==== Excerpted data

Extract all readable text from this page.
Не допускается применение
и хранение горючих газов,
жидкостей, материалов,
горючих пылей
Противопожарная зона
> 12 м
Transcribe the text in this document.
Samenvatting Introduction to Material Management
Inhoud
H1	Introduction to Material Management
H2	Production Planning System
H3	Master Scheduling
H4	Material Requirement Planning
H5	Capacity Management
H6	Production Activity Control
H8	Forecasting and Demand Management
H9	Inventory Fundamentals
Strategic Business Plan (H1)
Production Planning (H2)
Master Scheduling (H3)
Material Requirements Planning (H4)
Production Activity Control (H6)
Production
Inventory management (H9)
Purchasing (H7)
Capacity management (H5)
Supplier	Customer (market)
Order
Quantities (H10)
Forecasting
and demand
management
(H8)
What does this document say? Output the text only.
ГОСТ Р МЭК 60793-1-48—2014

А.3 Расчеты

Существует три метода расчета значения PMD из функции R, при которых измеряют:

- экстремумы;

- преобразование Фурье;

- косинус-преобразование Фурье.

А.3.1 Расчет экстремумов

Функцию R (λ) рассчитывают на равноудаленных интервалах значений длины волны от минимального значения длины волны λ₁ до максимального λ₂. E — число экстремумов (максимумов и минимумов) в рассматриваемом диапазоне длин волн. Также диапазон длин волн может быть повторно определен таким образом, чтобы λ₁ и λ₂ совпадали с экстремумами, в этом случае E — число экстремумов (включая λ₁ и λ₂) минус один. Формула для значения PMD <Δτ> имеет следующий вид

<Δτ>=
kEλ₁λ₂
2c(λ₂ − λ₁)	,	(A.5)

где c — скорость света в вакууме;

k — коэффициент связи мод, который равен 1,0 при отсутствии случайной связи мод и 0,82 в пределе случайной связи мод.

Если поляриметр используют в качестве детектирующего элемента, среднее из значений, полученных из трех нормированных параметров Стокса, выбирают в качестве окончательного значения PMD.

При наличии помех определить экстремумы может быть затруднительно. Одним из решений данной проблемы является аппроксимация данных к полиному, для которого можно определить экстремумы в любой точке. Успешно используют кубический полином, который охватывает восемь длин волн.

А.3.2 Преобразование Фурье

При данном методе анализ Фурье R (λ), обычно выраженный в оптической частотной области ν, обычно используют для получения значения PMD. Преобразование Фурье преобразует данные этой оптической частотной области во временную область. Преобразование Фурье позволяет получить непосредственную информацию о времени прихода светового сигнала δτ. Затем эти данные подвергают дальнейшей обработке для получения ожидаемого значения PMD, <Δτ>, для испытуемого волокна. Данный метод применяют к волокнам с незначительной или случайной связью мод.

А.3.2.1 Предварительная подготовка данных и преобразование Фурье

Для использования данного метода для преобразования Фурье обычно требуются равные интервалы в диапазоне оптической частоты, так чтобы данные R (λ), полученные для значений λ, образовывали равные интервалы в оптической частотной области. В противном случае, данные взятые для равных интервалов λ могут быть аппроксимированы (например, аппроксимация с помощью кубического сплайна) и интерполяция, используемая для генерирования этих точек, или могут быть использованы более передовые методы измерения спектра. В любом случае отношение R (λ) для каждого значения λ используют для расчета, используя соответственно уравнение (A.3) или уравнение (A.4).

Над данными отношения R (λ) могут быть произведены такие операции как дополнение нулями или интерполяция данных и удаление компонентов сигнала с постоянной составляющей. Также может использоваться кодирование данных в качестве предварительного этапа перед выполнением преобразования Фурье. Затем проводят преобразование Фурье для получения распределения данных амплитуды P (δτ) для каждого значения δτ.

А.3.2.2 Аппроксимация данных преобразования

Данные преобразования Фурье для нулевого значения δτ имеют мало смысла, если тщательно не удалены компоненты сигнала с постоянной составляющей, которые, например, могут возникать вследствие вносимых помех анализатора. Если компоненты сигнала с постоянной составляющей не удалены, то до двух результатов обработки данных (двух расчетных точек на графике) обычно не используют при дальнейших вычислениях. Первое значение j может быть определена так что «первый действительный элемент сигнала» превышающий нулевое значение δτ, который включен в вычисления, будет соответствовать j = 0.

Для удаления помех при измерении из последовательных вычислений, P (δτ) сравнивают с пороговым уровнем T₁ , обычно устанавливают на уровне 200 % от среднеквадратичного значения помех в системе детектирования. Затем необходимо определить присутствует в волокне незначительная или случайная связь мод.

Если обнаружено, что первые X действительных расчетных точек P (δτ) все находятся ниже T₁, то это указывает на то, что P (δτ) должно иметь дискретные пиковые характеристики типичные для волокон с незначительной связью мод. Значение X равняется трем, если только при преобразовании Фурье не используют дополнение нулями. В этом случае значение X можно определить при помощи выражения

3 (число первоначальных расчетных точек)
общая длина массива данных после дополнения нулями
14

========

» Your goal
Print out all the entries precisely as written.

» Solved exercise
Extract all readable text from this page.
Не допускается применение
и хранение горючих газов,
жидкостей, материалов,
горючих пылей
Противопожарная зона
> 12 м
Transcribe the text in this document.
Samenvatting Introduction to Material Management
Inhoud
H1	Introduction to Material Management
H2	Production Planning System
H3	Master Scheduling
H4	Material Requirement Planning
H5	Capacity Management
H6	Production Activity Control
H8	Forecasting and Demand Management
H9	Inventory Fundamentals
Strategic Business Plan (H1)
Production Planning (H2)
Master Scheduling (H3)
Material Requirements Planning (H4)
Production Activity Control (H6)
Production
Inventory management (H9)
Purchasing (H7)
Capacity management (H5)
Supplier	Customer (market)
Order
Quantities (H10)
Forecasting
and demand
management
(H8)
What does this document say? Output the text only.
ГОСТ Р МЭК 60793-1-48—2014

А.3 Расчеты

Существует три метода расчета значения PMD из функции R, при которых измеряют:

- экстремумы;

- преобразование Фурье;

- косинус-преобразование Фурье.

А.3.1 Расчет экстремумов

Функцию R (λ) рассчитывают на равноудаленных интервалах значений длины волны от минимального значения длины волны λ₁ до максимального λ₂. E — число экстремумов (максимумов и минимумов) в рассматриваемом диапазоне длин волн. Также диапазон длин волн может быть повторно определен таким образом, чтобы λ₁ и λ₂ совпадали с экстремумами, в этом случае E — число экстремумов (включая λ₁ и λ₂) минус один. Формула для значения PMD <Δτ> имеет следующий вид

<Δτ>=
kEλ₁λ₂
2c(λ₂ − λ₁)	,	(A.5)

где c — скорость света в вакууме;

k — коэффициент связи мод, который равен 1,0 при отсутствии случайной связи мод и 0,82 в пределе случайной связи мод.

Если поляриметр используют в качестве детектирующего элемента, среднее из значений, полученных из трех нормированных параметров Стокса, выбирают в качестве окончательного значения PMD.

При наличии помех определить экстремумы может быть затруднительно. Одним из решений данной проблемы является аппроксимация данных к полиному, для которого можно определить экстремумы в любой точке. Успешно используют кубический полином, который охватывает восемь длин волн.

А.3.2 Преобразование Фурье

При данном методе анализ Фурье R (λ), обычно выраженный в оптической частотной области ν, обычно используют для получения значения PMD. Преобразование Фурье преобразует данные этой оптической частотной области во временную область. Преобразование Фурье позволяет получить непосредственную информацию о времени прихода светового сигнала δτ. Затем эти данные подвергают дальнейшей обработке для получения ожидаемого значения PMD, <Δτ>, для испытуемого волокна. Данный метод применяют к волокнам с незначительной или случайной связью мод.

А.3.2.1 Предварительная подготовка данных и преобразование Фурье

Для использования данного метода для преобразования Фурье обычно требуются равные интервалы в диапазоне оптической частоты, так чтобы данные R (λ), полученные для значений λ, образовывали равные интервалы в оптической частотной области. В противном случае, данные взятые для равных интервалов λ могут быть аппроксимированы (например, аппроксимация с помощью кубического сплайна) и интерполяция, используемая для генерирования этих точек, или могут быть использованы более передовые методы измерения спектра. В любом случае отношение R (λ) для каждого значения λ используют для расчета, используя соответственно уравнение (A.3) или уравнение (A.4).

Над данными отношения R (λ) могут быть произведены такие операции как дополнение нулями или интерполяция данных и удаление компонентов сигнала с постоянной составляющей. Также может использоваться кодирование данных в качестве предварительного этапа перед выполнением преобразования Фурье. Затем проводят преобразование Фурье для получения распределения данных амплитуды P (δτ) для каждого значения δτ.

А.3.2.2 Аппроксимация данных преобразования

Данные преобразования Фурье для нулевого значения δτ имеют мало смысла, если тщательно не удалены компоненты сигнала с постоянной составляющей, которые, например, могут возникать вследствие вносимых помех анализатора. Если компоненты сигнала с постоянной составляющей не удалены, то до двух результатов обработки данных (двух расчетных точек на графике) обычно не используют при дальнейших вычислениях. Первое значение j может быть определена так что «первый действительный элемент сигнала» превышающий нулевое значение δτ, который включен в вычисления, будет соответствовать j = 0.

Для удаления помех при измерении из последовательных вычислений, P (δτ) сравнивают с пороговым уровнем T₁ , обычно устанавливают на уровне 200 % от среднеквадратичного значения помех в системе детектирования. Затем необходимо определить присутствует в волокне незначительная или случайная связь мод.

Если обнаружено, что первые X действительных расчетных точек P (δτ) все находятся ниже T₁, то это указывает на то, что P (δτ) должно иметь дискретные пиковые характеристики типичные для волокон с незначительной связью мод. Значение X равняется трем, если только при преобразовании Фурье не используют дополнение нулями. В этом случае значение X можно определить при помощи выражения

3 (число первоначальных расчетных точек)
общая длина массива данных после дополнения нулями
14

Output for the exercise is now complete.